#### EXTRAIT DE PAGE:
——————

Durant l’entre-deux-guerres, le ski va poursuivre sur la voie de l’expansion à travers la Suisse, et l’ASCS double son effectif de membres entre 1918 et 1929 pour atteindre 11’600 membres (dans 156 clubs), puis 19’000 membres dans plus de 230 clubs en 1932. Sous l’impulsion de clubs urbains, mais aussi de touristes qui deviennent membres des clubs sur leurs lieux de villégiature, la glisse devient aussi de plus en plus une activité qui se pratique sur des pentes prononcées. La vitesse devient un vrai enjeu, faisant émerger un « ski alpin » autour des nouvelles appellations de « slalom » et de « descente ».

——————

#### CONSIGNE A:
Dans la liste, recopie sans rien changer les lignes allant de celle qui contient "data-point xyxy=(366,191,373,197)" jusqu'à celle qui contient "data-point xyxy=(168,290,175,297)", ces deux lignes comprises.

#### LIGNES DE DONNÉES:

——————

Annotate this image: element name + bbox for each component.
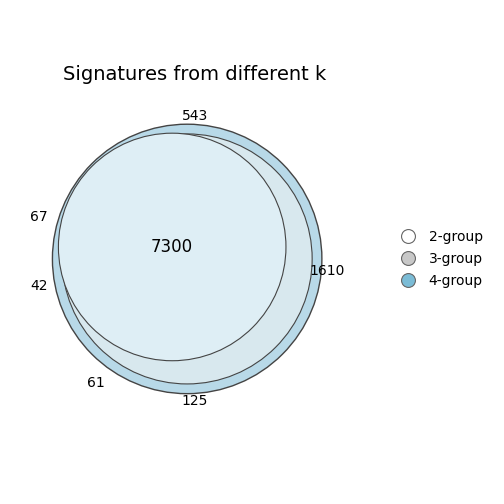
Text: 42: 42 xyxy=(30,279,48,293)
Text: 67: 67 xyxy=(30,210,48,224)
Title: Signatures from different k: Signatures from different k xyxy=(63,66,326,84)
Text: 7300: 7300 xyxy=(151,238,193,256)
Circle shape xyxy=(52,124,322,394)
Text: 125: 125 xyxy=(181,394,208,408)
Text: 61: 61 xyxy=(87,375,105,390)
Text: 543: 543 xyxy=(181,109,208,123)
Circle shape xyxy=(62,134,312,384)
Text: 1610: 1610 xyxy=(310,264,345,278)
Circle shape xyxy=(58,133,286,361)
Legend: 2-group, 3-group, 4-group: 2-group, 3-group, 4-group xyxy=(389,224,488,294)
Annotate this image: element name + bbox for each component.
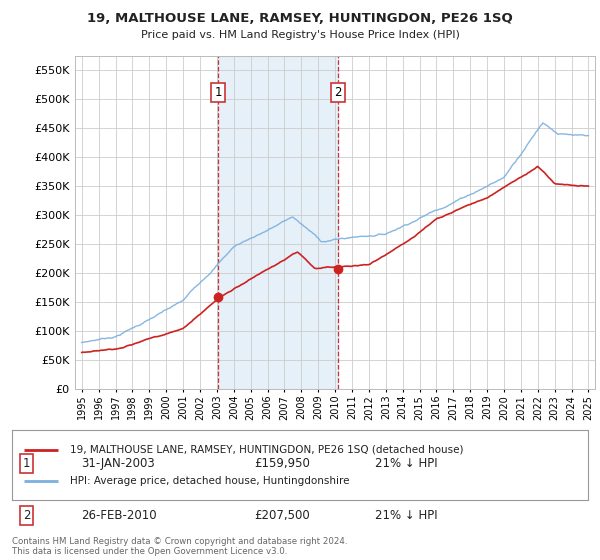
Text: 1: 1 <box>214 86 222 99</box>
Text: HPI: Average price, detached house, Huntingdonshire: HPI: Average price, detached house, Hunt… <box>70 476 349 486</box>
Text: £207,500: £207,500 <box>254 509 310 522</box>
Text: Price paid vs. HM Land Registry's House Price Index (HPI): Price paid vs. HM Land Registry's House … <box>140 30 460 40</box>
Text: 19, MALTHOUSE LANE, RAMSEY, HUNTINGDON, PE26 1SQ: 19, MALTHOUSE LANE, RAMSEY, HUNTINGDON, … <box>87 12 513 25</box>
Text: 21% ↓ HPI: 21% ↓ HPI <box>375 456 437 470</box>
Text: 1: 1 <box>23 456 30 470</box>
Text: 2: 2 <box>334 86 341 99</box>
Text: 21% ↓ HPI: 21% ↓ HPI <box>375 509 437 522</box>
Text: 26-FEB-2010: 26-FEB-2010 <box>81 509 157 522</box>
Text: 31-JAN-2003: 31-JAN-2003 <box>81 456 155 470</box>
Text: 2: 2 <box>23 509 30 522</box>
Text: 19, MALTHOUSE LANE, RAMSEY, HUNTINGDON, PE26 1SQ (detached house): 19, MALTHOUSE LANE, RAMSEY, HUNTINGDON, … <box>70 445 463 455</box>
Text: Contains HM Land Registry data © Crown copyright and database right 2024.
This d: Contains HM Land Registry data © Crown c… <box>12 536 347 556</box>
Text: £159,950: £159,950 <box>254 456 310 470</box>
Bar <box>218 56 338 389</box>
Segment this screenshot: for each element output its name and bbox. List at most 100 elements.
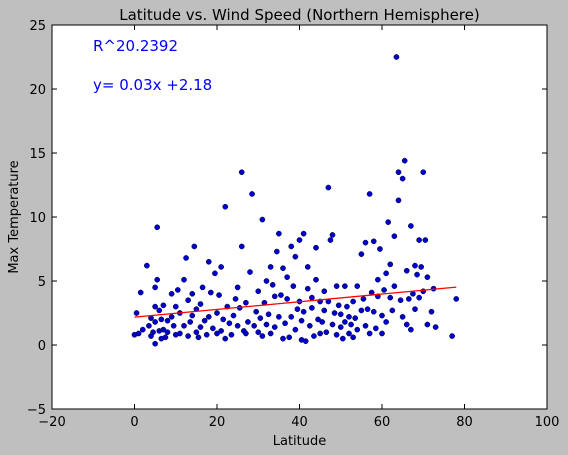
data-point xyxy=(366,191,373,197)
data-point xyxy=(350,298,356,305)
data-point xyxy=(383,270,389,277)
data-point xyxy=(370,238,377,245)
data-point xyxy=(395,169,402,176)
data-point xyxy=(160,302,167,309)
data-point xyxy=(383,319,389,325)
data-point xyxy=(234,322,241,329)
data-point xyxy=(354,283,361,289)
x-tick-label: 40 xyxy=(291,415,308,430)
data-point xyxy=(302,338,309,345)
data-point xyxy=(199,284,206,291)
data-point xyxy=(168,290,175,297)
x-ticks: −20 0 20 40 60 80 100 xyxy=(38,25,559,430)
data-point xyxy=(412,306,418,313)
data-point xyxy=(214,310,220,316)
data-point xyxy=(205,313,212,320)
data-point xyxy=(321,307,328,314)
data-point xyxy=(449,333,455,339)
data-point xyxy=(230,312,237,319)
data-point xyxy=(267,330,274,337)
data-point xyxy=(189,312,196,319)
data-point xyxy=(222,203,229,210)
data-point xyxy=(255,329,262,336)
data-point xyxy=(366,330,373,337)
data-point xyxy=(329,321,336,328)
y-ticks: −5 0 5 10 15 20 25 xyxy=(27,19,547,418)
data-point xyxy=(137,289,144,296)
data-point xyxy=(284,296,290,302)
data-point xyxy=(269,281,276,288)
data-point xyxy=(424,321,431,328)
data-point xyxy=(189,290,196,297)
data-point xyxy=(168,313,175,320)
data-point xyxy=(339,335,346,342)
data-point xyxy=(315,316,321,323)
data-point xyxy=(296,237,303,243)
data-point xyxy=(313,276,319,283)
data-point xyxy=(385,219,392,225)
data-point xyxy=(135,330,142,337)
data-point xyxy=(218,328,224,334)
data-point xyxy=(243,299,249,306)
data-point xyxy=(276,230,282,237)
data-point xyxy=(391,233,398,240)
data-point xyxy=(395,197,402,204)
data-point xyxy=(370,308,377,315)
data-point xyxy=(187,319,194,325)
data-point xyxy=(354,326,361,333)
data-point xyxy=(418,264,425,270)
data-point xyxy=(375,276,381,283)
data-point xyxy=(193,329,200,336)
data-point xyxy=(247,269,253,275)
data-point xyxy=(238,169,245,176)
data-point xyxy=(408,326,414,333)
chart-title: Latitude vs. Wind Speed (Northern Hemisp… xyxy=(119,6,479,24)
data-point xyxy=(288,313,295,320)
data-point xyxy=(350,334,356,341)
data-point xyxy=(203,331,210,338)
data-point xyxy=(156,307,163,314)
data-point xyxy=(364,306,371,313)
x-tick-label: −20 xyxy=(38,415,65,430)
data-point xyxy=(249,191,255,197)
data-point xyxy=(358,251,365,257)
data-point xyxy=(453,296,460,302)
data-point xyxy=(300,308,307,315)
y-tick-label: 10 xyxy=(29,211,46,226)
data-point xyxy=(174,287,181,293)
data-point xyxy=(214,330,220,337)
data-point xyxy=(333,283,340,289)
data-point xyxy=(358,307,365,314)
data-point xyxy=(185,297,191,304)
data-point xyxy=(257,315,264,321)
data-point xyxy=(220,316,227,323)
data-point xyxy=(253,308,260,315)
data-point xyxy=(271,293,278,300)
data-point xyxy=(238,243,245,250)
data-point xyxy=(317,330,323,337)
data-point xyxy=(210,325,216,332)
data-point xyxy=(172,303,179,310)
data-point xyxy=(280,335,286,342)
data-point xyxy=(265,311,272,318)
data-point xyxy=(154,276,161,283)
data-point xyxy=(313,244,319,251)
x-tick-label: 100 xyxy=(535,415,560,430)
data-point xyxy=(144,262,150,269)
regression-equation-annotation: y= 0.03x +2.18 xyxy=(93,76,212,94)
data-point xyxy=(379,330,385,337)
data-point xyxy=(267,264,274,270)
data-point xyxy=(164,317,171,324)
data-point xyxy=(342,319,348,325)
data-point xyxy=(259,216,266,223)
data-point xyxy=(294,306,301,313)
data-point xyxy=(234,284,241,291)
data-point xyxy=(226,320,233,327)
data-point xyxy=(170,322,177,329)
data-point xyxy=(323,329,330,336)
data-point xyxy=(292,326,299,333)
data-point xyxy=(304,264,311,270)
data-point xyxy=(311,333,317,339)
data-point xyxy=(389,307,396,314)
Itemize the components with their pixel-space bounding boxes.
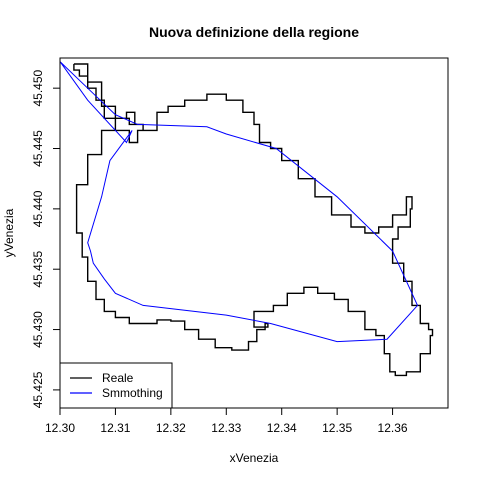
y-tick-label: 45.430 [31, 311, 45, 348]
plot-frame [59, 57, 449, 409]
x-tick-label: 12.33 [211, 421, 241, 435]
series-line-smmothing [59, 61, 419, 343]
x-tick-label: 12.36 [378, 421, 408, 435]
y-tick-label: 45.435 [31, 251, 45, 288]
x-tick-label: 12.30 [45, 421, 75, 435]
chart-title: Nuova definizione della regione [149, 24, 359, 40]
x-tick-label: 12.32 [156, 421, 186, 435]
series-layer [59, 61, 434, 377]
x-axis-label: xVenezia [230, 451, 279, 465]
x-tick-label: 12.35 [322, 421, 352, 435]
series-line-reale [73, 63, 434, 377]
y-tick-label: 45.450 [31, 69, 45, 106]
y-tick-label: 45.425 [31, 371, 45, 408]
x-tick-label: 12.31 [100, 421, 130, 435]
x-tick-label: 12.34 [267, 421, 297, 435]
y-tick-label: 45.440 [31, 190, 45, 227]
legend-label-smmothing: Smmothing [102, 386, 163, 400]
y-axis-label: yVenezia [2, 208, 16, 257]
legend-label-reale: Reale [102, 371, 134, 385]
legend-box [59, 362, 173, 409]
y-tick-label: 45.445 [31, 130, 45, 167]
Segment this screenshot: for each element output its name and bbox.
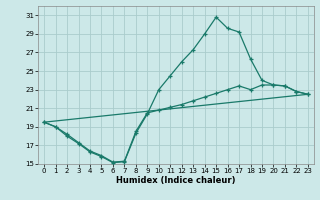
X-axis label: Humidex (Indice chaleur): Humidex (Indice chaleur) — [116, 176, 236, 185]
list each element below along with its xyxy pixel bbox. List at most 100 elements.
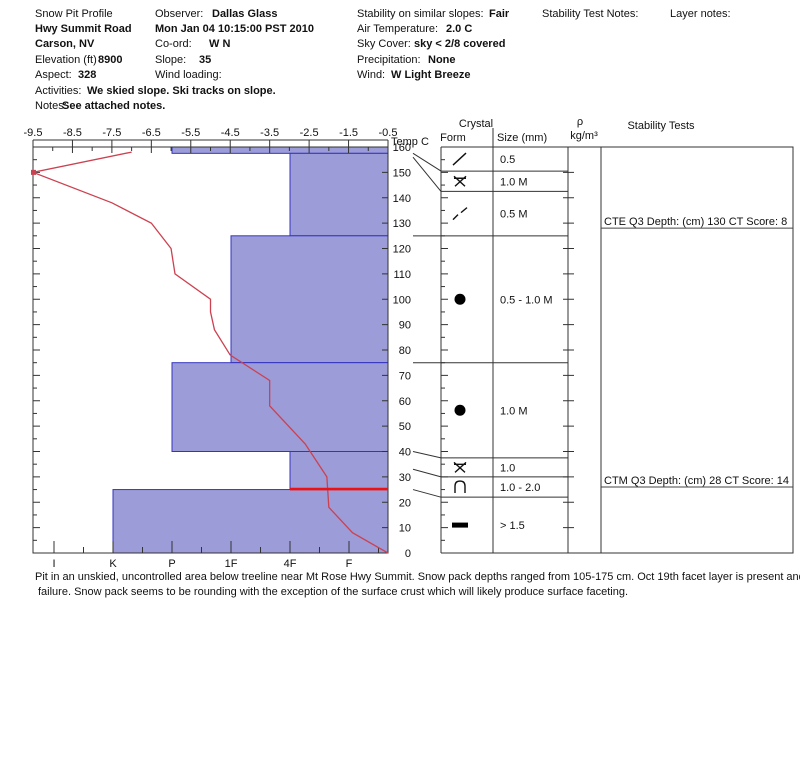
temp-tick-label: -2.5 (300, 127, 319, 139)
depth-tick-label: 0 (405, 548, 411, 560)
depth-tick-label: 140 (393, 193, 411, 205)
depth-tick-label: 70 (399, 370, 411, 382)
sky-cover-label: Sky Cover: (357, 38, 411, 50)
pit-notes-line1: Pit in an unskied, uncontrolled area bel… (35, 571, 800, 583)
stability-value: Fair (489, 8, 510, 20)
wind-loading-label: Wind loading: (155, 69, 222, 81)
air-temp-value: 2.0 C (446, 23, 473, 35)
wind-label: Wind: (357, 69, 386, 81)
temp-tick-label: -6.5 (142, 127, 161, 139)
temp-tick-label: -4.5 (221, 127, 240, 139)
elevation-label: Elevation (ft) (35, 54, 97, 66)
wind-value: W Light Breeze (391, 69, 471, 81)
depth-tick-label: 10 (399, 523, 411, 535)
form-header: Form (440, 132, 466, 144)
stability-test-result: CTM Q3 Depth: (cm) 28 CT Score: 14 (604, 475, 789, 487)
sky-cover-value: sky < 2/8 covered (414, 38, 506, 50)
layer-connector (412, 489, 442, 498)
depth-tick-label: 120 (393, 244, 411, 256)
datetime-value: Mon Jan 04 10:15:00 PST 2010 (155, 23, 314, 35)
depth-tick-label: 60 (399, 396, 411, 408)
temp-tick-label: -0.5 (379, 127, 398, 139)
notes-label: Notes: (35, 100, 67, 112)
observer-label: Observer: (155, 8, 204, 20)
layer-notes-label: Layer notes: (670, 8, 731, 20)
temperature-line (30, 151, 389, 554)
hardness-tick-label: P (168, 558, 175, 570)
temperature-min-marker (31, 169, 36, 175)
hardness-tick-label: I (52, 558, 55, 570)
depth-tick-label: 150 (393, 167, 411, 179)
observer-value: Dallas Glass (212, 8, 278, 20)
crystal-symbol-rounds-icon (454, 293, 466, 305)
stability-tests-box (600, 146, 794, 554)
temp-tick-label: -7.5 (102, 127, 121, 139)
grain-size-value: 1.0 - 2.0 (500, 482, 540, 494)
grain-size-value: 0.5 M (500, 209, 528, 221)
hardness-bar (171, 146, 389, 154)
depth-tick-label: 110 (393, 269, 411, 281)
depth-tick-label: 50 (399, 421, 411, 433)
density-unit-header: kg/m³ (570, 130, 598, 142)
elevation-value: 8900 (98, 54, 123, 66)
hardness-bar (230, 235, 389, 364)
size-header: Size (mm) (497, 132, 547, 144)
hardness-bar (289, 152, 389, 237)
grain-size-value: 1.0 M (500, 405, 528, 417)
depth-tick-label: 90 (399, 320, 411, 332)
activities-label: Activities: (35, 85, 82, 97)
location-city: Carson, NV (35, 38, 95, 50)
temp-axis-title: Temp C (391, 136, 429, 148)
crystal-symbol-decomposing-icon (452, 152, 467, 166)
temp-tick-label: -1.5 (339, 127, 358, 139)
crystal-symbol-surface-hoar-icon (453, 175, 467, 187)
stability-test-notes-label: Stability Test Notes: (542, 8, 639, 20)
crystal-symbol-depth-hoar-icon (454, 480, 466, 494)
hardness-tick-label: F (346, 558, 353, 570)
crystal-symbol-rounds-icon (454, 404, 466, 416)
grain-size-value: 0.5 - 1.0 M (500, 294, 553, 306)
activities-value: We skied slope. Ski tracks on slope. (87, 85, 276, 97)
crystal-symbol-surface-hoar-icon (453, 461, 467, 473)
density-header: ρ (577, 116, 583, 128)
slope-value: 35 (199, 54, 212, 66)
stability-test-result: CTE Q3 Depth: (cm) 130 CT Score: 8 (604, 216, 787, 228)
grain-size-value: > 1.5 (500, 520, 525, 532)
depth-tick-label: 100 (393, 294, 411, 306)
hardness-tick-label: 4F (284, 558, 297, 570)
notes-value: See attached notes. (62, 100, 166, 112)
depth-tick-label: 160 (393, 142, 411, 154)
layer-connector (412, 152, 442, 172)
grain-size-value: 1.0 (500, 462, 515, 474)
depth-tick-label: 40 (399, 447, 411, 459)
slope-label: Slope: (155, 54, 187, 66)
precipitation-value: None (428, 54, 456, 66)
coordinates-label: Co-ord: (155, 38, 192, 50)
depth-tick-label: 130 (393, 218, 411, 230)
crystal-symbol-ice-lens-icon (452, 522, 468, 528)
grain-size-value: 1.0 M (500, 176, 528, 188)
page-title: Snow Pit Profile (35, 8, 113, 20)
layer-connector (412, 451, 442, 459)
temp-tick-label: -8.5 (63, 127, 82, 139)
stability-label: Stability on similar slopes: (357, 8, 484, 20)
temp-tick-label: -3.5 (260, 127, 279, 139)
crystal-header: Crystal (459, 118, 493, 130)
hardness-bar (112, 489, 389, 554)
stability-tests-header: Stability Tests (627, 120, 695, 132)
depth-tick-label: 20 (399, 497, 411, 509)
temp-tick-label: -9.5 (24, 127, 43, 139)
hardness-bar (171, 362, 389, 452)
layer-connector (412, 156, 442, 192)
aspect-value: 328 (78, 69, 97, 81)
air-temp-label: Air Temperature: (357, 23, 439, 35)
depth-tick-label: 80 (399, 345, 411, 357)
coordinates-value: W N (209, 38, 231, 50)
temp-tick-label: -5.5 (181, 127, 200, 139)
depth-tick-label: 30 (399, 472, 411, 484)
aspect-label: Aspect: (35, 69, 72, 81)
crystal-symbol-decomposing-icon (452, 214, 459, 221)
grain-size-value: 0.5 (500, 154, 515, 166)
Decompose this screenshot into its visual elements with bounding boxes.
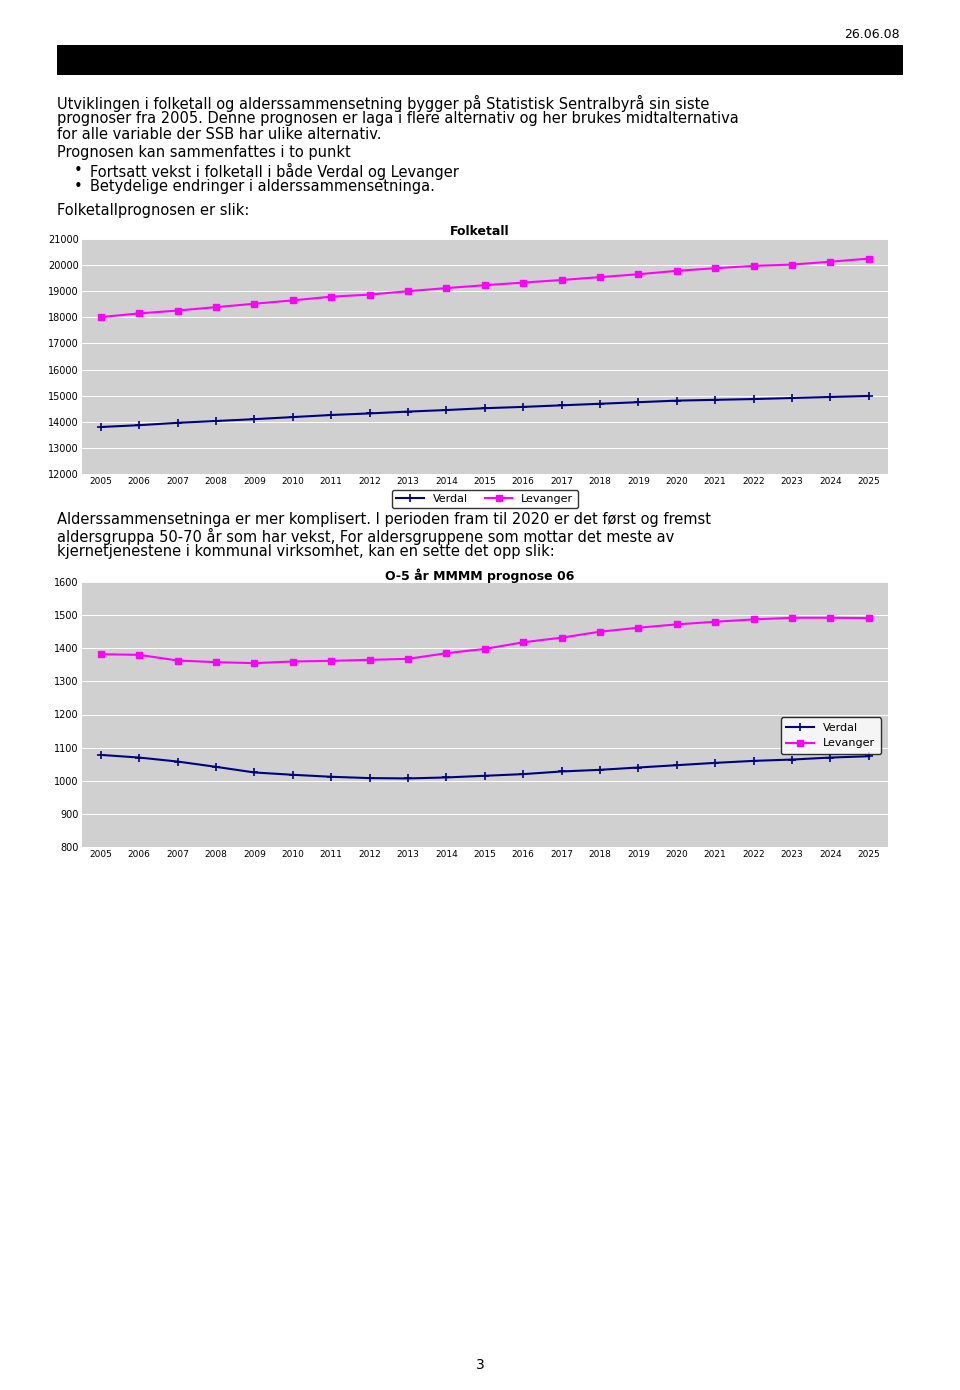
Text: for alle variable der SSB har ulike alternativ.: for alle variable der SSB har ulike alte… <box>57 126 381 142</box>
Text: Betydelige endringer i alderssammensetninga.: Betydelige endringer i alderssammensetni… <box>90 179 435 195</box>
Text: Utviklingen i folketall og alderssammensetning bygger på Statistisk Sentralbyrå : Utviklingen i folketall og alderssammens… <box>57 95 709 113</box>
Text: Prognosen kan sammenfattes i to punkt: Prognosen kan sammenfattes i to punkt <box>57 145 350 160</box>
Text: Folketall: Folketall <box>450 225 510 238</box>
Text: prognoser fra 2005. Denne prognosen er laga i flere alternativ og her brukes mid: prognoser fra 2005. Denne prognosen er l… <box>57 111 739 126</box>
FancyBboxPatch shape <box>57 44 903 75</box>
Text: •: • <box>74 179 83 195</box>
Text: kjernetjenestene i kommunal virksomhet, kan en sette det opp slik:: kjernetjenestene i kommunal virksomhet, … <box>57 543 555 559</box>
Text: 26.06.08: 26.06.08 <box>845 28 900 40</box>
Text: 3: 3 <box>475 1358 485 1372</box>
Text: Fortsatt vekst i folketall i både Verdal og Levanger: Fortsatt vekst i folketall i både Verdal… <box>90 163 459 181</box>
Text: aldersgruppa 50-70 år som har vekst, For aldersgruppene som mottar det meste av: aldersgruppa 50-70 år som har vekst, For… <box>57 528 674 545</box>
Text: 1.    DEMOGRAFISK UTVIKLING: 1. DEMOGRAFISK UTVIKLING <box>75 51 360 70</box>
Text: Folketallprognosen er slik:: Folketallprognosen er slik: <box>57 203 250 218</box>
Text: •: • <box>74 163 83 178</box>
Legend: Verdal, Levanger: Verdal, Levanger <box>392 489 578 509</box>
Text: O-5 år MMMM prognose 06: O-5 år MMMM prognose 06 <box>385 569 575 582</box>
Legend: Verdal, Levanger: Verdal, Levanger <box>780 717 881 753</box>
Text: Alderssammensetninga er mer komplisert. I perioden fram til 2020 er det først og: Alderssammensetninga er mer komplisert. … <box>57 512 711 527</box>
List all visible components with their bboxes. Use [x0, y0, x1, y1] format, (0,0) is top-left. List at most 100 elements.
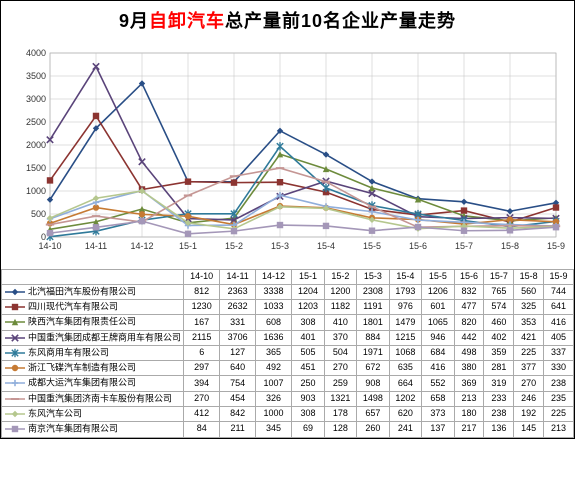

——————

#### CONSIGNE B:
Poursuis le texte sur l'essor du ski en Suisse pendant l'entre-deux-guerres à partir de sa dernière phrase.

#### RÉSULTAT A:
data-point xyxy=(366,191,373,197)
data-point xyxy=(350,298,356,305)
data-point xyxy=(383,270,389,277)
data-point xyxy=(370,238,377,245)
data-point xyxy=(395,169,402,176)
data-point xyxy=(160,302,167,309)
data-point xyxy=(383,319,389,325)
data-point xyxy=(234,322,241,329)
data-point xyxy=(354,283,361,289)
x-tick-label: 40 xyxy=(291,415,308,430)
data-point xyxy=(302,338,309,345)
data-point xyxy=(199,284,206,291)
data-point xyxy=(168,290,175,297)

#### RÉSULTAT B:
Dans les années 1930, l’inauguration des téléskis – premières infrastructures véritablement destinées au ski de descente – à Davos en 1934, à St. Moritz en 1935, puis dans différentes vallées va littéralement créer les conditions d’un premier essor du ski alpin. Dans ce contexte, le nombre de membres de l’ASCS continue de croître, jusqu’à 34’573 pour l’année 1944 (dans 518 clubs), et les dirigeants évoquent régulièrement le chiffre d’un demi-million de pratiquantes et pratiquants chaque saison comme horizon de développement pour l’ASCS.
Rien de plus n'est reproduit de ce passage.